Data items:
──────────
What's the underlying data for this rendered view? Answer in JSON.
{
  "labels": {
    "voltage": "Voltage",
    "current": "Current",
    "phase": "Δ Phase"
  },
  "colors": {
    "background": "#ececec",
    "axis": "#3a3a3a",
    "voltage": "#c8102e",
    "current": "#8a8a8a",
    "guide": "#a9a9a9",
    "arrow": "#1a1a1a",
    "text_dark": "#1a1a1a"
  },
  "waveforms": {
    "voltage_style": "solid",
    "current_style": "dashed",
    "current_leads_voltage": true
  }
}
──────────
Give a word-for-word copy of the records.

Solved exercise
What's the underlying data for this rendered view? Answer in JSON.
{
  "labels": {
    "voltage": "Voltage",
    "current": "Current",
    "phase": "Δ Phase"
  },
  "colors": {
    "background": "#ececec",
    "axis": "#3a3a3a",
    "voltage": "#c8102e",
    "current": "#8a8a8a",
    "guide": "#a9a9a9",
    "arrow": "#1a1a1a",
    "text_dark": "#1a1a1a"
  },
  "waveforms": {
    "voltage_style": "solid",
    "current_style": "dashed",
    "current_leads_voltage": true
  }
}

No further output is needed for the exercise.